[Records]
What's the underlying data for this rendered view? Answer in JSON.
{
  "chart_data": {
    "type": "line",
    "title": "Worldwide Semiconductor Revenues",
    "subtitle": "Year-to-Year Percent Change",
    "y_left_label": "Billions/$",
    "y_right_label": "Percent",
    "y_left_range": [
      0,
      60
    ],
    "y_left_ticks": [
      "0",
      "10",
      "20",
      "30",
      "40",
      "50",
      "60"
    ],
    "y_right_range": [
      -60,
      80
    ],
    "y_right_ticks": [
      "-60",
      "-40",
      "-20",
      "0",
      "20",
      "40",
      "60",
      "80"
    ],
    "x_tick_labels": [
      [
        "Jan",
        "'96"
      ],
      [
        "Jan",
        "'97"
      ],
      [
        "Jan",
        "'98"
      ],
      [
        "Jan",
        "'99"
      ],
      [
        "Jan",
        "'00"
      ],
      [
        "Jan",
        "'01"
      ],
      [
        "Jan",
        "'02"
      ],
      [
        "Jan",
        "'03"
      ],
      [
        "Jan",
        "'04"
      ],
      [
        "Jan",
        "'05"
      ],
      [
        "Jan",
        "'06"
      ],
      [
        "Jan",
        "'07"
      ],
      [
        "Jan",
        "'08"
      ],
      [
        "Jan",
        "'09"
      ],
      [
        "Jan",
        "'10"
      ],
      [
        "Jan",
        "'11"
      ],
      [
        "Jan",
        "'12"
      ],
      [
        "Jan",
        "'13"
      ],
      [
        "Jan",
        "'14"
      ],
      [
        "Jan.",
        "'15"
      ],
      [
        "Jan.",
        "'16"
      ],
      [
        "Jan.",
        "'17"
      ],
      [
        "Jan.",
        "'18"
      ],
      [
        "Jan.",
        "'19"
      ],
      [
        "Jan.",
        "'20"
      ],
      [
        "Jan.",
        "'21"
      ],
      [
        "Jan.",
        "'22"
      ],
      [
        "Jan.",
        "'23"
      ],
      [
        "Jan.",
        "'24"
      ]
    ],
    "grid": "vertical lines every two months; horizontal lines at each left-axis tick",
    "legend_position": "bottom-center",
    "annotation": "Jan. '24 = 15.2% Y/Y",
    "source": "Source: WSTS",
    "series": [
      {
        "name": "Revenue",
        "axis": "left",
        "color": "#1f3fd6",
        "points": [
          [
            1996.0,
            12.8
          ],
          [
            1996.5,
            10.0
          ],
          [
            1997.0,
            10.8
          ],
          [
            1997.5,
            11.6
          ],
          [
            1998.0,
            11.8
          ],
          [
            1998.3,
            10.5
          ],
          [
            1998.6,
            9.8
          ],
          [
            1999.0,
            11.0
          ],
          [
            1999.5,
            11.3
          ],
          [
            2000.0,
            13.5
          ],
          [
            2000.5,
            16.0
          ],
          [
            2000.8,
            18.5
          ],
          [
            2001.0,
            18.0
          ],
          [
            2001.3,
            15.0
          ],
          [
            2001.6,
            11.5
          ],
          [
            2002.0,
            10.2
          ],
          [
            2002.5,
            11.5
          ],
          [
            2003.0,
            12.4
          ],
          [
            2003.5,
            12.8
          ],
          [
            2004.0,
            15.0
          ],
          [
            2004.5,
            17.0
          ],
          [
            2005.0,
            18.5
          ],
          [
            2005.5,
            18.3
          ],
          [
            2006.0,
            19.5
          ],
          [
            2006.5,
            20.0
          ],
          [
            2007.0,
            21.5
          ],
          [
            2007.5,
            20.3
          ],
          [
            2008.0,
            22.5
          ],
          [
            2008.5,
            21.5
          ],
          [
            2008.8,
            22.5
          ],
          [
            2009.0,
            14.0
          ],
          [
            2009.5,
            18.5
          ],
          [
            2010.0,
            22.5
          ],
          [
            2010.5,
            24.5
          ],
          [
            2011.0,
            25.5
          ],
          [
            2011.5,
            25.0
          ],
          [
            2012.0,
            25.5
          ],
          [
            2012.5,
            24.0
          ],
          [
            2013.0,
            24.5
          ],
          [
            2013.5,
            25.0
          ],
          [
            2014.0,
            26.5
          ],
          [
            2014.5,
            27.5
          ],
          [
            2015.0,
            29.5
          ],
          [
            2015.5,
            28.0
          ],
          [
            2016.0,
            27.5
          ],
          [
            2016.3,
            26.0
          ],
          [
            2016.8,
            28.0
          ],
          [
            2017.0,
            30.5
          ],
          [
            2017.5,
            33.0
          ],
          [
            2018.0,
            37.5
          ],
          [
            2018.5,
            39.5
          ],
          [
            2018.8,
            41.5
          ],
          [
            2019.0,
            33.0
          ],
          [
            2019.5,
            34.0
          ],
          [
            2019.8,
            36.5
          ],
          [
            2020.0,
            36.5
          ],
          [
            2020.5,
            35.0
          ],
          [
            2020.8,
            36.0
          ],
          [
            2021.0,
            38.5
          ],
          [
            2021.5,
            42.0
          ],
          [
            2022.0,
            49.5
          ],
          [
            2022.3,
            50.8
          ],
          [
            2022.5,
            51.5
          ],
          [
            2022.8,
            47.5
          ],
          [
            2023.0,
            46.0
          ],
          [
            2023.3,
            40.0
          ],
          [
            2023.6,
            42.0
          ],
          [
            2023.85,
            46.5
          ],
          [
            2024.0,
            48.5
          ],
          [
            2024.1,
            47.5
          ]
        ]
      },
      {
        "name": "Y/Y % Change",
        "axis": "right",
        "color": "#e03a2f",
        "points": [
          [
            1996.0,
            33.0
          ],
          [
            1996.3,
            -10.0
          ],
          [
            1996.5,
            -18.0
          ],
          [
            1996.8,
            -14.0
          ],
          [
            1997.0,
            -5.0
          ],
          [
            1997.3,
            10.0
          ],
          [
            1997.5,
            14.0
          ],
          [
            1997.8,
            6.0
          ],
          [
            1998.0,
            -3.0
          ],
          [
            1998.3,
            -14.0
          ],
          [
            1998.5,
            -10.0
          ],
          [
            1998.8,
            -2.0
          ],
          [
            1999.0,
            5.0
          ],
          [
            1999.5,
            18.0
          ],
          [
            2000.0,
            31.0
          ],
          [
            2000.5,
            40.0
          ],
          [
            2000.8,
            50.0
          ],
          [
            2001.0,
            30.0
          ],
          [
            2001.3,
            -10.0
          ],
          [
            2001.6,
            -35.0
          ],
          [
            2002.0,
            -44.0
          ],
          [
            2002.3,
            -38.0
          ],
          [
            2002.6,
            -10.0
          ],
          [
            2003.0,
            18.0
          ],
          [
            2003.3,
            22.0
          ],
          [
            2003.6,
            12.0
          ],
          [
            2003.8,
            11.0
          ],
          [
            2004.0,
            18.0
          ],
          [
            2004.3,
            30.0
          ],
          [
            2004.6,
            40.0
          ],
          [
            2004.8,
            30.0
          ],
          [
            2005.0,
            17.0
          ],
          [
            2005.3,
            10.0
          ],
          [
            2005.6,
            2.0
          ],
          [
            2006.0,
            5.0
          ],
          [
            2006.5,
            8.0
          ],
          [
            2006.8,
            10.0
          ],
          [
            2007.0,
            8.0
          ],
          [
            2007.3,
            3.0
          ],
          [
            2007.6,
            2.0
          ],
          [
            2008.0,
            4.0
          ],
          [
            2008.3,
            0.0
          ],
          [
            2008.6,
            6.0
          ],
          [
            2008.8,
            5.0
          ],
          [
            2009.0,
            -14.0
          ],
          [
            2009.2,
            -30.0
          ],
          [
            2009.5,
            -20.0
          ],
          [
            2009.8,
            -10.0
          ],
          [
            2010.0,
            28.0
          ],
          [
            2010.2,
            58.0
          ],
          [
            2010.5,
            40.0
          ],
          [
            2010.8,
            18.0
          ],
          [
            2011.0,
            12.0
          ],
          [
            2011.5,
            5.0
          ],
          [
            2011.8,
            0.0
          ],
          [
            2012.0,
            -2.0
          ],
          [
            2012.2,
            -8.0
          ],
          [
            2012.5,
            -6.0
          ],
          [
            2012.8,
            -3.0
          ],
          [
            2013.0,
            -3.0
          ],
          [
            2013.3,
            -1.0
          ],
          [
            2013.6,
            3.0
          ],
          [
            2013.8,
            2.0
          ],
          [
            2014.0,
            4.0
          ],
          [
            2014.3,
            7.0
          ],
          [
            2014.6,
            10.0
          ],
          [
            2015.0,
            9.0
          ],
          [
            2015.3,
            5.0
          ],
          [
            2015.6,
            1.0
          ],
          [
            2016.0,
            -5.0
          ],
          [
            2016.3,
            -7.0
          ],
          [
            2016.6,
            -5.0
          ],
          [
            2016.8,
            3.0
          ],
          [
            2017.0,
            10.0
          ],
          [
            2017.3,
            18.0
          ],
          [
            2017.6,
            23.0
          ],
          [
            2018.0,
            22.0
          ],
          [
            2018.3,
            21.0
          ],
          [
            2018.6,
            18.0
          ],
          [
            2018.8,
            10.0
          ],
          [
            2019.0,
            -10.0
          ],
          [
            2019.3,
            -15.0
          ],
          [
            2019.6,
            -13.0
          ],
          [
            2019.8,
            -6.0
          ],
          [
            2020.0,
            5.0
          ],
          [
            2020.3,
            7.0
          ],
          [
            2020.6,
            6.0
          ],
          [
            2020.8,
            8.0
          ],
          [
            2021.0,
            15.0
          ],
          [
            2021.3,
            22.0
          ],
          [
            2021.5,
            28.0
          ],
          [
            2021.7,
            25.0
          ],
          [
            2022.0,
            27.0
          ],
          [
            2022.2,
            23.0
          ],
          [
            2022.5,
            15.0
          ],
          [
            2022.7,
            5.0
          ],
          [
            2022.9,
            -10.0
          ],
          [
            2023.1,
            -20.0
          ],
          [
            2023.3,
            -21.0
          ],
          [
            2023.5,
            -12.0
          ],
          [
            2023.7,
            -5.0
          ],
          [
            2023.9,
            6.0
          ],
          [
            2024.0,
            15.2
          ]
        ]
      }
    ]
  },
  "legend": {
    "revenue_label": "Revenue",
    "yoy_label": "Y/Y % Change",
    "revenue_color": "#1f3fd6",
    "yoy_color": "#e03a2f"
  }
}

WHAT YOU ARE ASKED TO DO:
Tally the lines above that contain the word "Change", and reply with only the number.

COMPLETED TASK:
3